Exercise:
Review the material line by line. Identify and copy every line that contains the string "политики".
╭──
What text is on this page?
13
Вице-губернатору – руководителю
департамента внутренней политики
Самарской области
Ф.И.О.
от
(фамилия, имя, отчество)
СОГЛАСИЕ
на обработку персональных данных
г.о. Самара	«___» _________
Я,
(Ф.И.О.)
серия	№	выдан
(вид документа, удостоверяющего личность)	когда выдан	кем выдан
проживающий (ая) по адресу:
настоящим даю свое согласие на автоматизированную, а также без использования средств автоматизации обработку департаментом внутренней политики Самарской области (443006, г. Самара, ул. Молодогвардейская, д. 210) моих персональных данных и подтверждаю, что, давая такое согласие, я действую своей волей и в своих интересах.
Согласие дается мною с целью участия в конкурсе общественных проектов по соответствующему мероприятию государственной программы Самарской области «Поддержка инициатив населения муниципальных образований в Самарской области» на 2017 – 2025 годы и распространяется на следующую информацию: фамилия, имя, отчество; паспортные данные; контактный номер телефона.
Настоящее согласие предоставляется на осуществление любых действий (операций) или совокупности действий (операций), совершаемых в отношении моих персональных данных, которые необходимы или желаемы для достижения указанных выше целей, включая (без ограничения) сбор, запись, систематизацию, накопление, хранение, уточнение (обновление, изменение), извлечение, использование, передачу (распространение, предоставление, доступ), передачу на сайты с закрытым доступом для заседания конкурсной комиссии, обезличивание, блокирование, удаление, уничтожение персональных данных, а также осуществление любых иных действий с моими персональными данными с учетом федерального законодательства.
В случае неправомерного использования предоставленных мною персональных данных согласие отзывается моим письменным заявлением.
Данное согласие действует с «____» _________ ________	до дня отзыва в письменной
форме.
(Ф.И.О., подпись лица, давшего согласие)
╰──
Final result:
департамента внутренней политики
настоящим даю свое согласие на автоматизированную, а также без использования средств автоматизации обработку департаментом внутренней политики Самарской области (443006, г. Самара, ул. Молодогвардейская, д. 210) моих персональных данных и подтверждаю, что, давая такое согласие, я действую своей волей и в своих интересах.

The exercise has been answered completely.